Given task →
Identify and copy all lines of the material where the string "tertiam" is found.

Data rows →
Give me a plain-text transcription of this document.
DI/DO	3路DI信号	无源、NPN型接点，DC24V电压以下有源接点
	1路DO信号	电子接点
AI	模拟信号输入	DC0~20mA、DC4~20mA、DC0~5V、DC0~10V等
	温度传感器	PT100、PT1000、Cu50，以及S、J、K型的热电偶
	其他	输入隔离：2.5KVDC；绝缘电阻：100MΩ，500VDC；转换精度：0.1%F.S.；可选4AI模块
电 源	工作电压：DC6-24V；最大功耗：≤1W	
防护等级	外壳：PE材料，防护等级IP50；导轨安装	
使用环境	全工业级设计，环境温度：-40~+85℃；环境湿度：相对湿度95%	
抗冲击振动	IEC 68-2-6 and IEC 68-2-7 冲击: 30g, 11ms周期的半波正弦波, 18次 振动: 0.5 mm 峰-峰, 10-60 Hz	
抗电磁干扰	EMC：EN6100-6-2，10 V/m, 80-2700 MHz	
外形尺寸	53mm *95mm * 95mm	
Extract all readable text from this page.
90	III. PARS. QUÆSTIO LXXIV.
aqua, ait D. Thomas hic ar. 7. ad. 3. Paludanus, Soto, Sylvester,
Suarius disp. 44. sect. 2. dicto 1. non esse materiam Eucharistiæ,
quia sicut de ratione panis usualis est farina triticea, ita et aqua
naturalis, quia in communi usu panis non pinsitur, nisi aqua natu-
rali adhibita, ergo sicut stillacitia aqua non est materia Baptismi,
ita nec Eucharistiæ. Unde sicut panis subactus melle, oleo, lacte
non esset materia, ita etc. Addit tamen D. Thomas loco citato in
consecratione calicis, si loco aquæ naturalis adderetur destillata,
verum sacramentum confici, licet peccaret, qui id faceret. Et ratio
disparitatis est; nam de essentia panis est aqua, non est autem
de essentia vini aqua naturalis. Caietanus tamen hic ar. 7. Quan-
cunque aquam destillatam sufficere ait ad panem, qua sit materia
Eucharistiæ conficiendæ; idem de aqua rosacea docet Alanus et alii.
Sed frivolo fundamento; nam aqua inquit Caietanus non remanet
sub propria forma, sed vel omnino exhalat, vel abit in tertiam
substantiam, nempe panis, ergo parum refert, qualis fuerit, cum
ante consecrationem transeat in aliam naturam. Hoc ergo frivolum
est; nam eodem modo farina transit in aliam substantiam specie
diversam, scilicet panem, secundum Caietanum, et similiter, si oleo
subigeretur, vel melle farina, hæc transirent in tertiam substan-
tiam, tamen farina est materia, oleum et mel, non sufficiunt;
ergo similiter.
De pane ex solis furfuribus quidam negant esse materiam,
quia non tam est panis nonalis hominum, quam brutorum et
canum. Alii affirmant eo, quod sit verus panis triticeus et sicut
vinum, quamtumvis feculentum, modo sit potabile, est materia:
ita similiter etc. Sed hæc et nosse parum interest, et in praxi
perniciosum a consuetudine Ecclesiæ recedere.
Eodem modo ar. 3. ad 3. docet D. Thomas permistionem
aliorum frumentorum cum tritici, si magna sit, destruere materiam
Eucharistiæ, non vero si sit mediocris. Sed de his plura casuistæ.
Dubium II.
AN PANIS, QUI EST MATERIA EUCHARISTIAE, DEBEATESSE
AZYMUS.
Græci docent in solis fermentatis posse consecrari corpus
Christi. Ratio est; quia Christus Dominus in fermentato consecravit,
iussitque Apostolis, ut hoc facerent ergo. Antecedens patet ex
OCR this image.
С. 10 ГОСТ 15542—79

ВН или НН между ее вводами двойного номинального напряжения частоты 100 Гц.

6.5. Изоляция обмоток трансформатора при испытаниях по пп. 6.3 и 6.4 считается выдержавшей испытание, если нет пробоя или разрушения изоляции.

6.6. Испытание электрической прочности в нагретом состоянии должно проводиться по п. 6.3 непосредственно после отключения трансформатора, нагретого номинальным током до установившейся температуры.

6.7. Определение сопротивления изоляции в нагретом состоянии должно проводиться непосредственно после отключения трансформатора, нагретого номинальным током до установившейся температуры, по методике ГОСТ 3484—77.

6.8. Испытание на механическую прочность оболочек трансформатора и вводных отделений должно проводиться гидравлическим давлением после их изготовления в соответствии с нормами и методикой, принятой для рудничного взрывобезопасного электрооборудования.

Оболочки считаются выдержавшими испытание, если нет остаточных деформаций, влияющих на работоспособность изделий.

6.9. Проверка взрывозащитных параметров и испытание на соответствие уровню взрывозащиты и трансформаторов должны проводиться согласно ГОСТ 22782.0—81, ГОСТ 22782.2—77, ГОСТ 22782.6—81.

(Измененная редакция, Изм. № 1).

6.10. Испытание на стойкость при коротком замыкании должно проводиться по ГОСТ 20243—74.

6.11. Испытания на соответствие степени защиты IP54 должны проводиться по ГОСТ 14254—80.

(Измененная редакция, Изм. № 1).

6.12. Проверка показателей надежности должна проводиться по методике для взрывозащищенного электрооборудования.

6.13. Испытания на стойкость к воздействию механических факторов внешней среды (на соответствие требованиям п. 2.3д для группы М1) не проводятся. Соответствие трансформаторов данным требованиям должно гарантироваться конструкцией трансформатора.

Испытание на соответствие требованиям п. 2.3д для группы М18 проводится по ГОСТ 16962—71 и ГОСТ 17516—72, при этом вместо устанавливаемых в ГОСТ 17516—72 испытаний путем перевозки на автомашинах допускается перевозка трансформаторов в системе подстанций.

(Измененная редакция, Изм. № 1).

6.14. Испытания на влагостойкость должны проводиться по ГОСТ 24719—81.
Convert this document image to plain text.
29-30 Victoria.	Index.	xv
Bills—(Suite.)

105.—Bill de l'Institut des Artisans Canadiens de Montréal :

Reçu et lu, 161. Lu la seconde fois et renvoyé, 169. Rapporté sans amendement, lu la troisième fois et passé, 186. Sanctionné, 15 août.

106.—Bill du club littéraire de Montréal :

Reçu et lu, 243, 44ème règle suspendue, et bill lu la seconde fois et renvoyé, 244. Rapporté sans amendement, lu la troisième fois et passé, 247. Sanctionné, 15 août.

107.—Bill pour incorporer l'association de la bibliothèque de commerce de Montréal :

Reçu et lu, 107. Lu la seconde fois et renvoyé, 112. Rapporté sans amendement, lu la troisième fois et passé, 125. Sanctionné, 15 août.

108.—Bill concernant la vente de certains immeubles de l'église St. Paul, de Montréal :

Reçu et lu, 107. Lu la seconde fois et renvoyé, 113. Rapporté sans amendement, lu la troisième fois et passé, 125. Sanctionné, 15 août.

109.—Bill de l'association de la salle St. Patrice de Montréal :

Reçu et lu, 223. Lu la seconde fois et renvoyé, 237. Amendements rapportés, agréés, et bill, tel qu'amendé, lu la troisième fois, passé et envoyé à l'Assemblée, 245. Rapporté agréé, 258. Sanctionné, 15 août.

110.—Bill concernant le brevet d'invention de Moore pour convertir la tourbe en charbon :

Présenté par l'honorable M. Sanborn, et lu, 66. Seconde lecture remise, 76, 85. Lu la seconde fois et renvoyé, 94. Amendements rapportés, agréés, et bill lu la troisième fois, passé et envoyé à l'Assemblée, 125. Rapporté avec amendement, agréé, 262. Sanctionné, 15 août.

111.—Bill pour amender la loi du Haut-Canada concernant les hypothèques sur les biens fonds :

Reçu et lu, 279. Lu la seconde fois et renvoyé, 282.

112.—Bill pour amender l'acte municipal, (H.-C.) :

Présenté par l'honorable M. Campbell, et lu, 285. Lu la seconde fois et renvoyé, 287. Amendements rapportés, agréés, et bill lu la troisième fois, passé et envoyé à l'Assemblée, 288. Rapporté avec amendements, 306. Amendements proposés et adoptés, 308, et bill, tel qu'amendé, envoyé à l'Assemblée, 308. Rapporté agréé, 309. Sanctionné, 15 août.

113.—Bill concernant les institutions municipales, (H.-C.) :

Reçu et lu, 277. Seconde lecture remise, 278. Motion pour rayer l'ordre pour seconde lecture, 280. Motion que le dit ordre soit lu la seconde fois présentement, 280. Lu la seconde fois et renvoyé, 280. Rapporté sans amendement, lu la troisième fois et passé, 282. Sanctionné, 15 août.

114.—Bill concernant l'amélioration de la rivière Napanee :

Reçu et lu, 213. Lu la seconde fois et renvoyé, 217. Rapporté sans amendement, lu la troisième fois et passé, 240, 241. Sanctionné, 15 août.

Solution to this exercise →
sub propria forma, sed vel omnino exhalat, vel abit in tertiam
subigeretur, vel melle farina, hæc transirent in tertiam substan-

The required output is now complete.